Render the material again word for word, skipping the pictures in it.
-- START OF MATERIAL SUPPLIED --
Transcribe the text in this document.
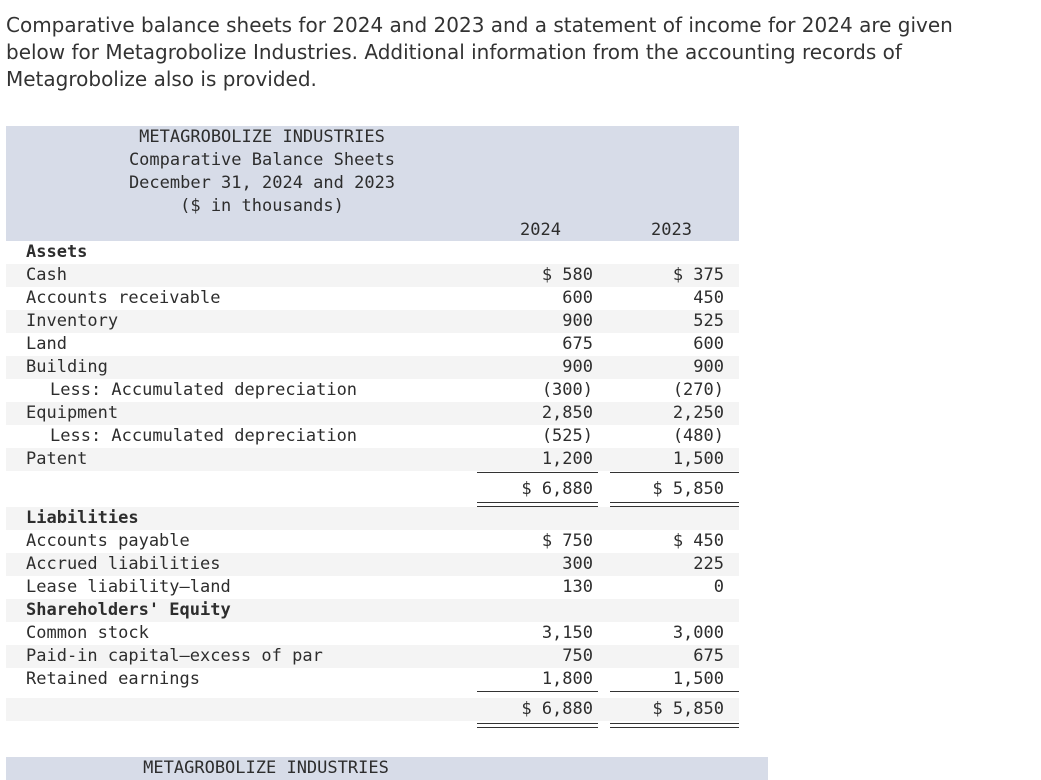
Comparative balance sheets for 2024 and 2023 and a statement of income for 2024 are given below for Metagrobolize Industries. Additional information from the accounting records of Metagrobolize also is provided.

METAGROBOLIZE INDUSTRIES
Comparative Balance Sheets
December 31, 2024 and 2023
($ in thousands)
2024	2023
Assets
Cash	$ 580	$ 375
Accounts receivable	600	450
Inventory	900	525
Land	675	600
Building	900	900
Less: Accumulated depreciation	(300)	(270)
Equipment	2,850	2,250
Less: Accumulated depreciation	(525)	(480)
Patent	1,200	1,500
$ 6,880	$ 5,850
Liabilities
Accounts payable	$ 750	$ 450
Accrued liabilities	300	225
Lease liability—land	130	0
Shareholders' Equity
Common stock	3,150	3,000
Paid-in capital—excess of par	750	675
Retained earnings	1,800	1,500
$ 6,880	$ 5,850
METAGROBOLIZE INDUSTRIES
-- END OF MATERIAL SUPPLIED --
FINISHED ANSWER
Transcribe the text in this document.
Comparative balance sheets for 2024 and 2023 and a statement of income for 2024 are given below for Metagrobolize Industries. Additional information from the accounting records of Metagrobolize also is provided.

METAGROBOLIZE INDUSTRIES
Comparative Balance Sheets
December 31, 2024 and 2023
($ in thousands)
2024	2023
Assets
Cash	$ 580	$ 375
Accounts receivable	600	450
Inventory	900	525
Land	675	600
Building	900	900
Less: Accumulated depreciation	(300)	(270)
Equipment	2,850	2,250
Less: Accumulated depreciation	(525)	(480)
Patent	1,200	1,500
$ 6,880	$ 5,850
Liabilities
Accounts payable	$ 750	$ 450
Accrued liabilities	300	225
Lease liability—land	130	0
Shareholders' Equity
Common stock	3,150	3,000
Paid-in capital—excess of par	750	675
Retained earnings	1,800	1,500
$ 6,880	$ 5,850
METAGROBOLIZE INDUSTRIES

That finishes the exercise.